THE EXERCISE: In the entries below, find the lines with the word "other" and copy them.

(Collected data)
┌────────

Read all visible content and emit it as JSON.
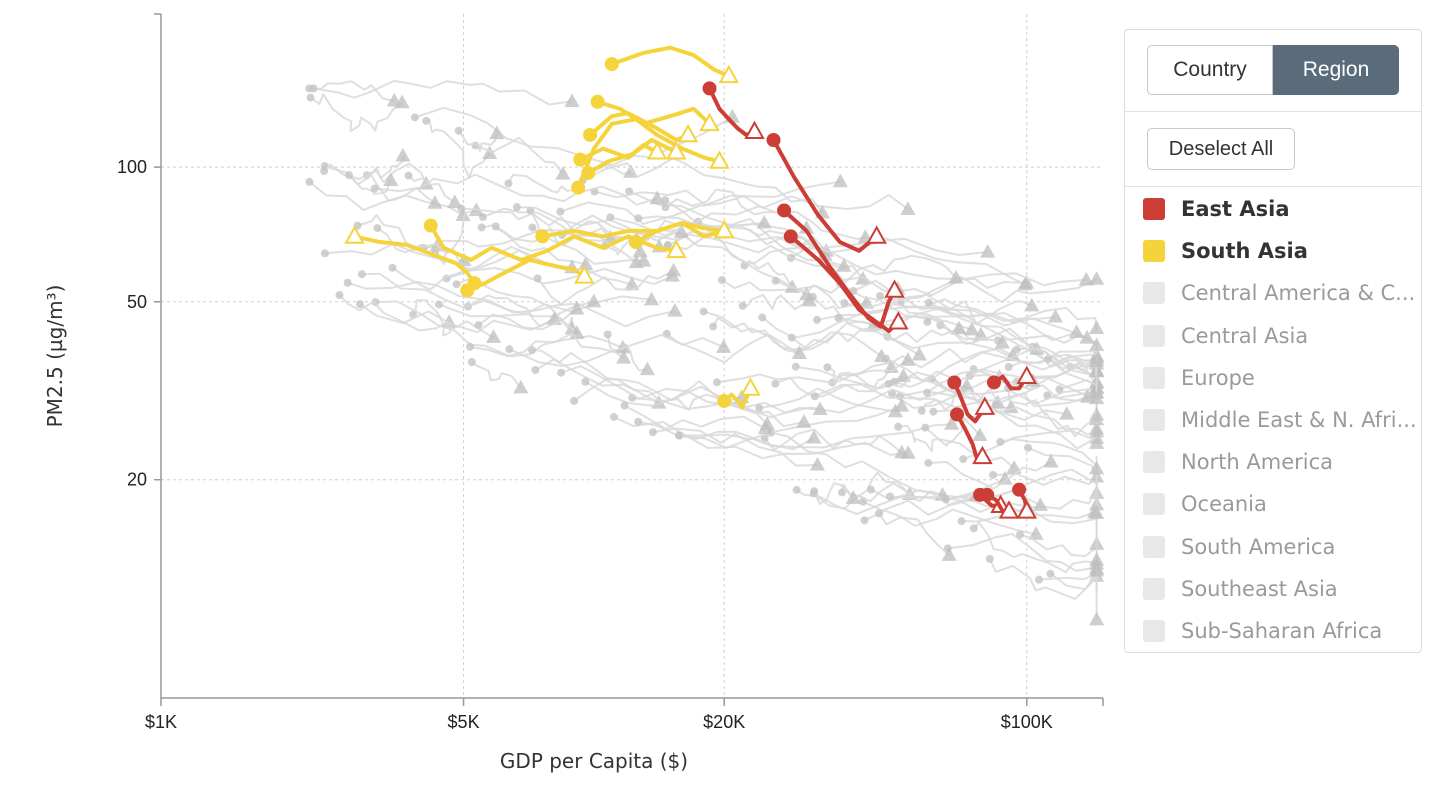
{
  "chart_data": {
    "type": "scatter",
    "xlabel": "GDP per Capita ($)",
    "ylabel": "PM2.5 (µg/m³)",
    "x_scale": "log",
    "y_scale": "log",
    "xlim": [
      1000,
      150000
    ],
    "ylim": [
      6.5,
      220
    ],
    "x_ticks": [
      {
        "value": 1000,
        "label": "$1K"
      },
      {
        "value": 5000,
        "label": "$5K"
      },
      {
        "value": 20000,
        "label": "$20K"
      },
      {
        "value": 100000,
        "label": "$100K"
      }
    ],
    "y_ticks": [
      {
        "value": 20,
        "label": "20"
      },
      {
        "value": 50,
        "label": "50"
      },
      {
        "value": 100,
        "label": "100"
      }
    ],
    "grid": true,
    "marker_legend": "circle = start of trajectory, triangle = end of trajectory",
    "highlight_colors": {
      "East Asia": "#cc3d36",
      "South Asia": "#f5d33b",
      "other": "#c8c8c8"
    },
    "series": [
      {
        "name": "East Asia",
        "trajectories": [
          [
            [
              18500,
              150
            ],
            [
              19500,
              135
            ],
            [
              20500,
              128
            ],
            [
              21500,
              122
            ],
            [
              22500,
              118
            ],
            [
              23500,
              120
            ]
          ],
          [
            [
              26000,
              115
            ],
            [
              29000,
              95
            ],
            [
              33000,
              78
            ],
            [
              37000,
              68
            ],
            [
              41000,
              65
            ],
            [
              45000,
              70
            ]
          ],
          [
            [
              27500,
              80
            ],
            [
              31000,
              72
            ],
            [
              35000,
              60
            ],
            [
              39000,
              52
            ],
            [
              43000,
              46
            ],
            [
              46000,
              44
            ],
            [
              48000,
              50
            ],
            [
              49500,
              53
            ]
          ],
          [
            [
              28500,
              70
            ],
            [
              33000,
              62
            ],
            [
              37000,
              55
            ],
            [
              41000,
              48
            ],
            [
              45000,
              45
            ],
            [
              48000,
              43
            ],
            [
              50500,
              45
            ]
          ],
          [
            [
              68000,
              33
            ],
            [
              70000,
              31
            ],
            [
              73000,
              28
            ],
            [
              76000,
              27
            ],
            [
              78000,
              28
            ],
            [
              80000,
              29
            ]
          ],
          [
            [
              69000,
              28
            ],
            [
              72000,
              26
            ],
            [
              75000,
              24
            ],
            [
              77000,
              22
            ],
            [
              79000,
              22.5
            ]
          ],
          [
            [
              84000,
              33
            ],
            [
              88000,
              34
            ],
            [
              92000,
              32
            ],
            [
              96000,
              32
            ],
            [
              100000,
              34
            ]
          ],
          [
            [
              78000,
              18.5
            ],
            [
              83000,
              17.5
            ],
            [
              87000,
              17.5
            ]
          ],
          [
            [
              81000,
              18.5
            ],
            [
              85000,
              18
            ],
            [
              88000,
              17
            ],
            [
              91000,
              17
            ]
          ],
          [
            [
              96000,
              19
            ],
            [
              99000,
              18
            ],
            [
              100000,
              17
            ]
          ]
        ]
      },
      {
        "name": "South Asia",
        "trajectories": [
          [
            [
              11000,
              170
            ],
            [
              13000,
              180
            ],
            [
              15000,
              185
            ],
            [
              17000,
              178
            ],
            [
              19000,
              165
            ],
            [
              20500,
              160
            ]
          ],
          [
            [
              9200,
              90
            ],
            [
              10000,
              110
            ],
            [
              11000,
              125
            ],
            [
              12500,
              128
            ],
            [
              14000,
              118
            ],
            [
              16000,
              110
            ],
            [
              18000,
              105
            ],
            [
              19500,
              103
            ]
          ],
          [
            [
              9800,
              118
            ],
            [
              11000,
              130
            ],
            [
              12000,
              132
            ],
            [
              14000,
              122
            ],
            [
              15500,
              115
            ],
            [
              16500,
              118
            ]
          ],
          [
            [
              10200,
              140
            ],
            [
              11500,
              135
            ],
            [
              13000,
              125
            ],
            [
              15000,
              130
            ],
            [
              17000,
              135
            ],
            [
              18500,
              125
            ]
          ],
          [
            [
              9300,
              104
            ],
            [
              10500,
              110
            ],
            [
              12000,
              105
            ],
            [
              13000,
              112
            ],
            [
              14000,
              108
            ]
          ],
          [
            [
              9700,
              97
            ],
            [
              10800,
              103
            ],
            [
              12300,
              107
            ],
            [
              13600,
              115
            ],
            [
              15500,
              108
            ]
          ],
          [
            [
              4200,
              74
            ],
            [
              4500,
              66
            ],
            [
              5200,
              62
            ],
            [
              5800,
              66
            ],
            [
              6800,
              62
            ],
            [
              7800,
              65
            ],
            [
              9000,
              70
            ],
            [
              10500,
              66
            ],
            [
              12000,
              70
            ],
            [
              14000,
              66
            ],
            [
              15500,
              65
            ]
          ],
          [
            [
              7600,
              70
            ],
            [
              9000,
              72
            ],
            [
              10500,
              70
            ],
            [
              12000,
              72
            ],
            [
              14000,
              72
            ],
            [
              16000,
              75
            ],
            [
              18000,
              73
            ],
            [
              20000,
              72
            ]
          ],
          [
            [
              12500,
              68
            ],
            [
              14000,
              72
            ],
            [
              16000,
              75
            ],
            [
              18000,
              70
            ],
            [
              20000,
              72
            ]
          ],
          [
            [
              5300,
              55
            ],
            [
              5100,
              58
            ],
            [
              4800,
              61
            ],
            [
              4200,
              64
            ],
            [
              3700,
              67
            ],
            [
              3200,
              68
            ],
            [
              2800,
              70
            ]
          ],
          [
            [
              5100,
              53
            ],
            [
              5600,
              55
            ],
            [
              6200,
              58
            ],
            [
              7100,
              62
            ],
            [
              8200,
              60
            ],
            [
              9000,
              59
            ],
            [
              9500,
              57
            ]
          ],
          [
            [
              20000,
              30
            ],
            [
              20800,
              31
            ],
            [
              21500,
              30
            ],
            [
              22000,
              29
            ],
            [
              22700,
              31
            ],
            [
              23000,
              32
            ]
          ]
        ]
      }
    ],
    "background_trajectories_count": "many (all other regions, greyed out)"
  },
  "panel": {
    "tabs": [
      {
        "label": "Country",
        "active": false
      },
      {
        "label": "Region",
        "active": true
      }
    ],
    "deselect_label": "Deselect All",
    "legend": [
      {
        "label": "East Asia",
        "active": true,
        "color": "#cc3d36"
      },
      {
        "label": "South Asia",
        "active": true,
        "color": "#f5d33b"
      },
      {
        "label": "Central America & C...",
        "active": false,
        "color": "#e8e8e8"
      },
      {
        "label": "Central Asia",
        "active": false,
        "color": "#e8e8e8"
      },
      {
        "label": "Europe",
        "active": false,
        "color": "#e8e8e8"
      },
      {
        "label": "Middle East & N. Afri...",
        "active": false,
        "color": "#e8e8e8"
      },
      {
        "label": "North America",
        "active": false,
        "color": "#e8e8e8"
      },
      {
        "label": "Oceania",
        "active": false,
        "color": "#e8e8e8"
      },
      {
        "label": "South America",
        "active": false,
        "color": "#e8e8e8"
      },
      {
        "label": "Southeast Asia",
        "active": false,
        "color": "#e8e8e8"
      },
      {
        "label": "Sub-Saharan Africa",
        "active": false,
        "color": "#e8e8e8"
      }
    ]
  }
}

└────────

THE COMPLETED TASK:
      "other": "#c8c8c8"
    "background_trajectories_count": "many (all other regions, greyed out)"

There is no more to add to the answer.